*WORKING DATA*:
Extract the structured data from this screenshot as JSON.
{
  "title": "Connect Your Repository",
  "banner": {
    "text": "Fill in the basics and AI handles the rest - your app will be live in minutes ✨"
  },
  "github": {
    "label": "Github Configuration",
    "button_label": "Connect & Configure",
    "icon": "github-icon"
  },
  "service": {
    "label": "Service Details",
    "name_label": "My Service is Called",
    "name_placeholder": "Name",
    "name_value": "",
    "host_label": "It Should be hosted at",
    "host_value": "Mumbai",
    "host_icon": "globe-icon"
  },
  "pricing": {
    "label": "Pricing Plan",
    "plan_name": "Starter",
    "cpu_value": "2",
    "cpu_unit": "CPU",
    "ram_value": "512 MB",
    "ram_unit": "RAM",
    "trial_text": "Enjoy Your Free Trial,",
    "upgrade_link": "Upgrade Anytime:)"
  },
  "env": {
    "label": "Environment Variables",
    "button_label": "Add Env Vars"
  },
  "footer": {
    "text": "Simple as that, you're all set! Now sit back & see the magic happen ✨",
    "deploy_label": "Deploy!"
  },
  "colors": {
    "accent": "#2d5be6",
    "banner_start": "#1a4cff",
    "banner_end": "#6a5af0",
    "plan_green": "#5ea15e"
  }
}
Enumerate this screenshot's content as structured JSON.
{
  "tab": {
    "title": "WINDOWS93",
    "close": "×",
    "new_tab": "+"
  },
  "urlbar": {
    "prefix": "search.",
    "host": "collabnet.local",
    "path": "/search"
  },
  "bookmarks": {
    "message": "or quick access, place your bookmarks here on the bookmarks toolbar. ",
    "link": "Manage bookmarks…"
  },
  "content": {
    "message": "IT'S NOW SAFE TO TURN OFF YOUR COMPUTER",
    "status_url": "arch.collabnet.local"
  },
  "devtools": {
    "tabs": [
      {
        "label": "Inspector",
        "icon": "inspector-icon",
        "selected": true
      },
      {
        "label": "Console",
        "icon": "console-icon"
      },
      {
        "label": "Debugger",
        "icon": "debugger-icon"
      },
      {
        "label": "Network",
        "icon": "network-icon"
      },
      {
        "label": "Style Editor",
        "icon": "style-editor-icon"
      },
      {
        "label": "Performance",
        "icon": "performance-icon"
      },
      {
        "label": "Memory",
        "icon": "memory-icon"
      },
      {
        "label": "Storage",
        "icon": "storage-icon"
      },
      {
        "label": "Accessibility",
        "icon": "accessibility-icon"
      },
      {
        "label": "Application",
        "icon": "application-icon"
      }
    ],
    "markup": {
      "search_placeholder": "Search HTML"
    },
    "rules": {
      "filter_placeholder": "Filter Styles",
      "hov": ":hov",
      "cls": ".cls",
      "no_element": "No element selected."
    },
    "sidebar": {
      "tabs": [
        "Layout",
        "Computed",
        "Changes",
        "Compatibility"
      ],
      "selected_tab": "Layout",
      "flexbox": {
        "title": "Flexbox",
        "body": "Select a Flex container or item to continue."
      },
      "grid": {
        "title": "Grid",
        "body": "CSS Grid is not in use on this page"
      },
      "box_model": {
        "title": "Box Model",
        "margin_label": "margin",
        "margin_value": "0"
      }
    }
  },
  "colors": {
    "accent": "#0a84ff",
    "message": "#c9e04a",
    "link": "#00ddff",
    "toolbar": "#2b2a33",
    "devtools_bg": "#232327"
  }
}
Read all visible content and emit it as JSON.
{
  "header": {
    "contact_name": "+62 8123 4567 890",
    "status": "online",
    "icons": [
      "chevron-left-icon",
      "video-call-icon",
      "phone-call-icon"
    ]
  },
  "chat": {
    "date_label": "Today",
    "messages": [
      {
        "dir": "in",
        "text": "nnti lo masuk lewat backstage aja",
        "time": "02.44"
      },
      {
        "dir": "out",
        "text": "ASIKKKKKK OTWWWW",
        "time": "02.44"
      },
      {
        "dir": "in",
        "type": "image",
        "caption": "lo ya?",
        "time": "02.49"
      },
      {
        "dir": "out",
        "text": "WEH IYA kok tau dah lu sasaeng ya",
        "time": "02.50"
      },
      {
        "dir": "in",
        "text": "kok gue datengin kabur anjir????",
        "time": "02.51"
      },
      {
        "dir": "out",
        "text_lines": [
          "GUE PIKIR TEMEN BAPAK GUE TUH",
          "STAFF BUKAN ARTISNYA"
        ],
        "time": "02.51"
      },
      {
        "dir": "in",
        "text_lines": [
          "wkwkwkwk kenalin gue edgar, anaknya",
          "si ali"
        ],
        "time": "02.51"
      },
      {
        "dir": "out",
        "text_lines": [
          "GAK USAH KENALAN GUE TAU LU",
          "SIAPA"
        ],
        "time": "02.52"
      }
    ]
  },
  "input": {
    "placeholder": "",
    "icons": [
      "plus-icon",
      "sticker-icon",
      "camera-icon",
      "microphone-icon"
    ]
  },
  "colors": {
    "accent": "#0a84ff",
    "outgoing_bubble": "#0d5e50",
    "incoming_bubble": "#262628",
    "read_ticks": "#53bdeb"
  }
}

*DIRECTION*: Your task is to list each line of the records with the word "collabnet".

*COMPLETED EXERCISE*:
    "host": "collabnet.local",
    "status_url": "arch.collabnet.local"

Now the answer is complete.